Aim of the task:
Gather the lines from the material that contain "this".

Structured figure records:
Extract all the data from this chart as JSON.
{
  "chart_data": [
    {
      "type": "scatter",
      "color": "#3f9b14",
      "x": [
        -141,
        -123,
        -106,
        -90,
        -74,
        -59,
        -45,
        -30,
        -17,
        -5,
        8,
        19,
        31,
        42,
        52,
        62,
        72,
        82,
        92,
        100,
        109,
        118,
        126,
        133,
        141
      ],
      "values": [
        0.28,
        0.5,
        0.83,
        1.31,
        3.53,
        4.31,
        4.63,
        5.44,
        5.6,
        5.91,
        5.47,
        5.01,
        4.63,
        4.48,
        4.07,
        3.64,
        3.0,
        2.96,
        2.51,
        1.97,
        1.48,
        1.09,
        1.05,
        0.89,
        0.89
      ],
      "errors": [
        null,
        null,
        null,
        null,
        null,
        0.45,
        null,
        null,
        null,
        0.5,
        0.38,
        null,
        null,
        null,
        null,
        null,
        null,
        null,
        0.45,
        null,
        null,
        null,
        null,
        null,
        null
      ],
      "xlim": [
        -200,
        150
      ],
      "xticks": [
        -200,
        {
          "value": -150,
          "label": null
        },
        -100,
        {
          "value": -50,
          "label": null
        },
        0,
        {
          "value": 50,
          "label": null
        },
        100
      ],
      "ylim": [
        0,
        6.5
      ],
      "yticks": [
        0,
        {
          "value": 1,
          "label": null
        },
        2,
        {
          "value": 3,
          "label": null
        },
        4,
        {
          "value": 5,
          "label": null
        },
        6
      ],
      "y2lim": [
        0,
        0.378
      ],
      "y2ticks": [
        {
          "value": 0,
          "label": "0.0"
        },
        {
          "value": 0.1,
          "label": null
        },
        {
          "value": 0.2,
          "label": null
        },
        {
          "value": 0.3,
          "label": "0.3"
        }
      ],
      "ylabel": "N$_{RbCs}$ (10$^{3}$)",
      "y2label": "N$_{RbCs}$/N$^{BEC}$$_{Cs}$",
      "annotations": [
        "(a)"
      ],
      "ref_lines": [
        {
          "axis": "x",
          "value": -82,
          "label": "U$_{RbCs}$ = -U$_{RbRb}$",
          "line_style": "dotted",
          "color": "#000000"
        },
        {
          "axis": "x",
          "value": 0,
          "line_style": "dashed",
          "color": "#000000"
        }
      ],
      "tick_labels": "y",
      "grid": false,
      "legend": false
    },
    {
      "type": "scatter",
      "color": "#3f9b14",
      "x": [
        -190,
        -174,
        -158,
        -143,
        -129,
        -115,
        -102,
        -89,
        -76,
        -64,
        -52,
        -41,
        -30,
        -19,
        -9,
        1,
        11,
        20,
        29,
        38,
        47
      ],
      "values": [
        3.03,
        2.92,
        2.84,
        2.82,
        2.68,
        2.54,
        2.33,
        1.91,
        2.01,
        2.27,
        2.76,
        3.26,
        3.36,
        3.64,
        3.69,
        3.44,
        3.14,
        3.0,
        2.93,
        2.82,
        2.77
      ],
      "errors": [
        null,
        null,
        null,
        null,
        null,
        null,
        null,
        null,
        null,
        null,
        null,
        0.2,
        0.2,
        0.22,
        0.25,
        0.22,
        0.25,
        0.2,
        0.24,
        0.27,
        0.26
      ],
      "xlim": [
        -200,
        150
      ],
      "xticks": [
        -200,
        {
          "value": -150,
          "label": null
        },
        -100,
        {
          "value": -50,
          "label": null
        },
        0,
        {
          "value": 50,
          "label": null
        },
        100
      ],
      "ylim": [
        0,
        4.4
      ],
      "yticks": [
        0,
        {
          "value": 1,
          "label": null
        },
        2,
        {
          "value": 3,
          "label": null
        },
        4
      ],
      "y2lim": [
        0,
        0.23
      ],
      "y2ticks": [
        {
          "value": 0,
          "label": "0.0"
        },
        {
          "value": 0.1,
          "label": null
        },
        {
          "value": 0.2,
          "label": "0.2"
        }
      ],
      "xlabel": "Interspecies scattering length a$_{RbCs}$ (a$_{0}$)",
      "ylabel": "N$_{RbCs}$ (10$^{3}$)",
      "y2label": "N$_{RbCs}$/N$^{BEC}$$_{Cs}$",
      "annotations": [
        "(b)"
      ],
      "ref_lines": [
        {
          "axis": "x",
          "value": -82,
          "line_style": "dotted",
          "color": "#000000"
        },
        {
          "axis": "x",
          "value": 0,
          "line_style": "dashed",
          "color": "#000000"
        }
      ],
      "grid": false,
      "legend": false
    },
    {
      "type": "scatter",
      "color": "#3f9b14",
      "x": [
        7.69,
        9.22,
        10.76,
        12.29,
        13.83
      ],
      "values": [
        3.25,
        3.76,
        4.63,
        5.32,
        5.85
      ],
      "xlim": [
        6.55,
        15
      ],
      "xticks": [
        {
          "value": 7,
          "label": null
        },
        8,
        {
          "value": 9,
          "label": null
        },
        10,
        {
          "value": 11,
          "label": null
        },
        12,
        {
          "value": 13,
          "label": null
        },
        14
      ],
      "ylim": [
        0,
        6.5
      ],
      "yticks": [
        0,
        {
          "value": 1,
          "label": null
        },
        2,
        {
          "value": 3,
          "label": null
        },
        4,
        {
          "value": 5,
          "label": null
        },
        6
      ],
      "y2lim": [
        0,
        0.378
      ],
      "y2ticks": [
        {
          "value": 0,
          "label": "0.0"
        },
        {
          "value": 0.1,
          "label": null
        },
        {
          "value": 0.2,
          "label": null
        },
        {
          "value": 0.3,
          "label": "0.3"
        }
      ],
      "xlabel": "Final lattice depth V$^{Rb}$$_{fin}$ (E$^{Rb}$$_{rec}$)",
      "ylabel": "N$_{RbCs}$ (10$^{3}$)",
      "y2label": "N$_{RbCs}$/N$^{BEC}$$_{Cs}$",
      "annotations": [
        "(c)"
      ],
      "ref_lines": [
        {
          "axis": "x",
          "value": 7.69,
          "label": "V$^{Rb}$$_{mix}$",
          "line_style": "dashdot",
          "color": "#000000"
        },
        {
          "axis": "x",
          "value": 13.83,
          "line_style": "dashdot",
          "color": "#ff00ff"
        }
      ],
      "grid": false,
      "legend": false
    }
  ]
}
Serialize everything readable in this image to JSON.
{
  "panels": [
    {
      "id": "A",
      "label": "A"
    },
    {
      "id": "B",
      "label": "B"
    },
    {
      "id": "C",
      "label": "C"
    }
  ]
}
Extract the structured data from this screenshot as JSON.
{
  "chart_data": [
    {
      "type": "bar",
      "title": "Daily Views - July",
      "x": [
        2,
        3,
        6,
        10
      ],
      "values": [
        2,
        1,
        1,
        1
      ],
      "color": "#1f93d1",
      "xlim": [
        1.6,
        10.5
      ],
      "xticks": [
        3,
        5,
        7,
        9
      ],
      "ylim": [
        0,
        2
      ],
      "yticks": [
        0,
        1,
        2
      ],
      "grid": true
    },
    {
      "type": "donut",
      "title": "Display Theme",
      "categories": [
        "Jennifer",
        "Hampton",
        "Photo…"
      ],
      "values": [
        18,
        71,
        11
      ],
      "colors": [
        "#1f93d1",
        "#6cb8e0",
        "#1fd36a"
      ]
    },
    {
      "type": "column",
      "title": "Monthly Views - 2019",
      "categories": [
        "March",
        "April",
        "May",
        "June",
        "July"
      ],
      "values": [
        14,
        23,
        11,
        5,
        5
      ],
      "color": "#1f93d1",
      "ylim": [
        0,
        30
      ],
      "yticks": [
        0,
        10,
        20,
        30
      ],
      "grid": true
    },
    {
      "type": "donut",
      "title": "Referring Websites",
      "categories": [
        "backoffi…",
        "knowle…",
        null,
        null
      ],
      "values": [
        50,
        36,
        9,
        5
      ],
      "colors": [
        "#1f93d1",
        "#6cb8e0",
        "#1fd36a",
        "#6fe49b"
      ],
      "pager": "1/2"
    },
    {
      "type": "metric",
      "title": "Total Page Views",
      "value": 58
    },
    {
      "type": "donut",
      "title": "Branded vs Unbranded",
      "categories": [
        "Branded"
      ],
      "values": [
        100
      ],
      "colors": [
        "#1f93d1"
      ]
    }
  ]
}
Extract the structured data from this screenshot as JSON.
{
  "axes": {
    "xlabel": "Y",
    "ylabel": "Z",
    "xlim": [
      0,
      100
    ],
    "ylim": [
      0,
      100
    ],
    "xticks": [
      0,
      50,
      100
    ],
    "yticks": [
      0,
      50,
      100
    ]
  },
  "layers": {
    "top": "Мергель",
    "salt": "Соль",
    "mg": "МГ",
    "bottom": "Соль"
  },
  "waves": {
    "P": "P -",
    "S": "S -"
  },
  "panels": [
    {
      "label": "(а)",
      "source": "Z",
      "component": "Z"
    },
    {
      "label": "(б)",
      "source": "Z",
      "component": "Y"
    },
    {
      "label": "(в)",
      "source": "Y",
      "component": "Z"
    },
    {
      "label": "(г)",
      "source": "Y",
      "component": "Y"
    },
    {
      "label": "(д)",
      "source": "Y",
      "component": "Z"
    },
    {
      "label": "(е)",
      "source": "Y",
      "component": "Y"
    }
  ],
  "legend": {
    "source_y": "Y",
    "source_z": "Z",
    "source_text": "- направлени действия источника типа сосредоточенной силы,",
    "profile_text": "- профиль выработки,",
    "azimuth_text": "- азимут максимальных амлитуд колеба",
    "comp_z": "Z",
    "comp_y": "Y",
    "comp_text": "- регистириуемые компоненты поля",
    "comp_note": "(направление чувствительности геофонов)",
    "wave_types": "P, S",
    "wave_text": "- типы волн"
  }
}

Full solution:
Extract all the data from this chart as JSON.
Serialize everything readable in this image to JSON.
Extract the structured data from this screenshot as JSON.
Extract the structured data from this screenshot as JSON.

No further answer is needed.